-------- Supplied records
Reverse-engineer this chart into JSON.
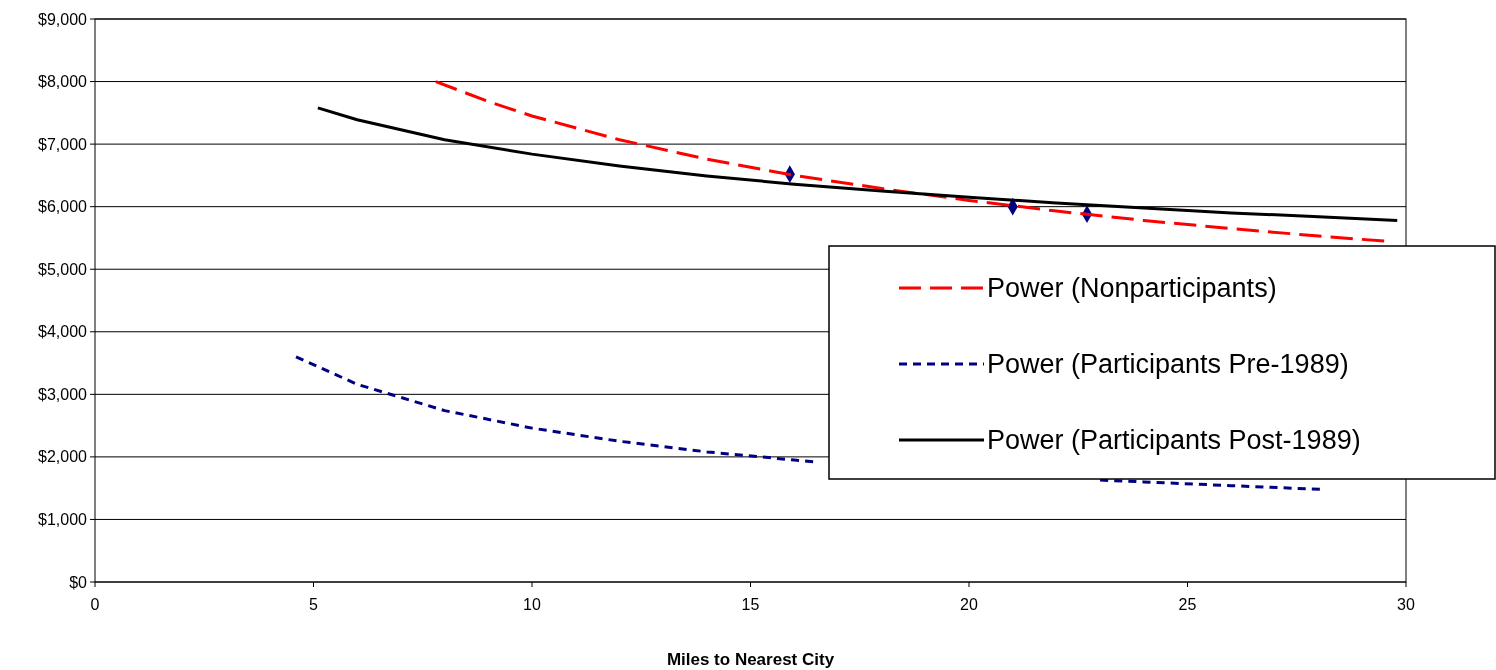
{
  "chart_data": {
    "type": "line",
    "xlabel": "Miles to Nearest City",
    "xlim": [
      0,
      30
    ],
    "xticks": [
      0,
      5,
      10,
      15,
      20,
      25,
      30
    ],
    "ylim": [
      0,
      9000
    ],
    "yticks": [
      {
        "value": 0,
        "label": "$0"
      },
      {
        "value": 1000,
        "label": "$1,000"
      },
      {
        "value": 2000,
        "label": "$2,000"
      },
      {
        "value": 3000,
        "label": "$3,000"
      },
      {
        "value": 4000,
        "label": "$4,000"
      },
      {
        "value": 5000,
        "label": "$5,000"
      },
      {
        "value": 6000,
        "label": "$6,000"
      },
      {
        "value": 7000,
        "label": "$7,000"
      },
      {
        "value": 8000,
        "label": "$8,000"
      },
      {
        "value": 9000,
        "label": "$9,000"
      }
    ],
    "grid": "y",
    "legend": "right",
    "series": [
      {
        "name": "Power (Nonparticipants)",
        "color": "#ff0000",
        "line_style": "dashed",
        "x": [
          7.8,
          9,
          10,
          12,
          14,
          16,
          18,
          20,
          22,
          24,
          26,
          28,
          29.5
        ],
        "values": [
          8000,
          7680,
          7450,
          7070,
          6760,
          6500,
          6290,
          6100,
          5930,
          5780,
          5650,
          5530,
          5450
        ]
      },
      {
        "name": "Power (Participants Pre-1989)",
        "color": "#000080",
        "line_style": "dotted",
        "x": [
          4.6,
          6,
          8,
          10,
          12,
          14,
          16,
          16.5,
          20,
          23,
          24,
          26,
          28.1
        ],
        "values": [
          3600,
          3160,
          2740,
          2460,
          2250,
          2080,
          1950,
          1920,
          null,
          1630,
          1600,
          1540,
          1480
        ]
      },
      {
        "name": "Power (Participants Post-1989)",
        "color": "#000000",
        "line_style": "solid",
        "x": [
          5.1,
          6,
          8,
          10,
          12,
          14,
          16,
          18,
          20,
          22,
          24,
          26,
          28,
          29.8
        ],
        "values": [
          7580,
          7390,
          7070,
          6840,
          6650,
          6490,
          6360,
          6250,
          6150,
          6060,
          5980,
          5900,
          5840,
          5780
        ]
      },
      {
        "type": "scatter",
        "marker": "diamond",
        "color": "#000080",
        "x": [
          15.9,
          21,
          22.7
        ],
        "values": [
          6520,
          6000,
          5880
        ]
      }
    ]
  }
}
----------------
-------- Supplied records
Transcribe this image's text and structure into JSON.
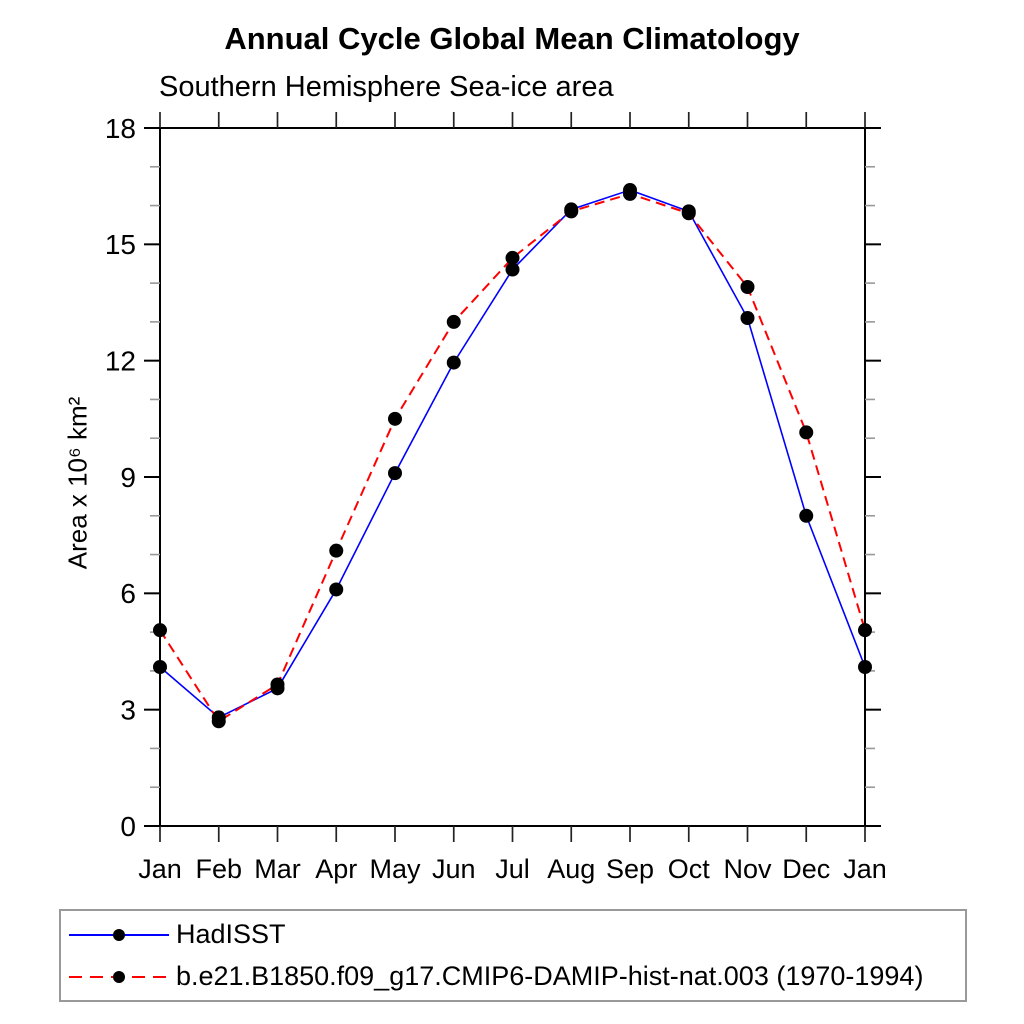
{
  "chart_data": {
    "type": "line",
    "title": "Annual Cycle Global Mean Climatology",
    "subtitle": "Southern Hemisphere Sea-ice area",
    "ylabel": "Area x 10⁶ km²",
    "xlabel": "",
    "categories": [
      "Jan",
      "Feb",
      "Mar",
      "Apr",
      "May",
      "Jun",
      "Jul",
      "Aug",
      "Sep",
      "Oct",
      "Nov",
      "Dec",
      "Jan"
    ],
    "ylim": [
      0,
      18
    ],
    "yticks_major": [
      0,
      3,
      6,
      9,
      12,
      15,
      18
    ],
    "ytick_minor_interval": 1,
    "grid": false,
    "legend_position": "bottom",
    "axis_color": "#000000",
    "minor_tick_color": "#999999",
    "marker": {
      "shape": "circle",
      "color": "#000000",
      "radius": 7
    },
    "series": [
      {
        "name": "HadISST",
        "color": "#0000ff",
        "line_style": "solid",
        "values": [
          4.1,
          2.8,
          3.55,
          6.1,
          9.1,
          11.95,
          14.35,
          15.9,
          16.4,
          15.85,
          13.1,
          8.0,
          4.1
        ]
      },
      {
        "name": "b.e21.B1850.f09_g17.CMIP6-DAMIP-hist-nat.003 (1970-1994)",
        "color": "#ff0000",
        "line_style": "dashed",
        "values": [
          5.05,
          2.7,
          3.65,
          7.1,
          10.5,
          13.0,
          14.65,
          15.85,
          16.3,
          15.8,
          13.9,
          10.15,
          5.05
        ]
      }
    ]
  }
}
----------------
Copy every line in the records above that contains the word "into".

# Task response
Reverse-engineer this chart into JSON.
Transcribe this image's text and structure into JSON.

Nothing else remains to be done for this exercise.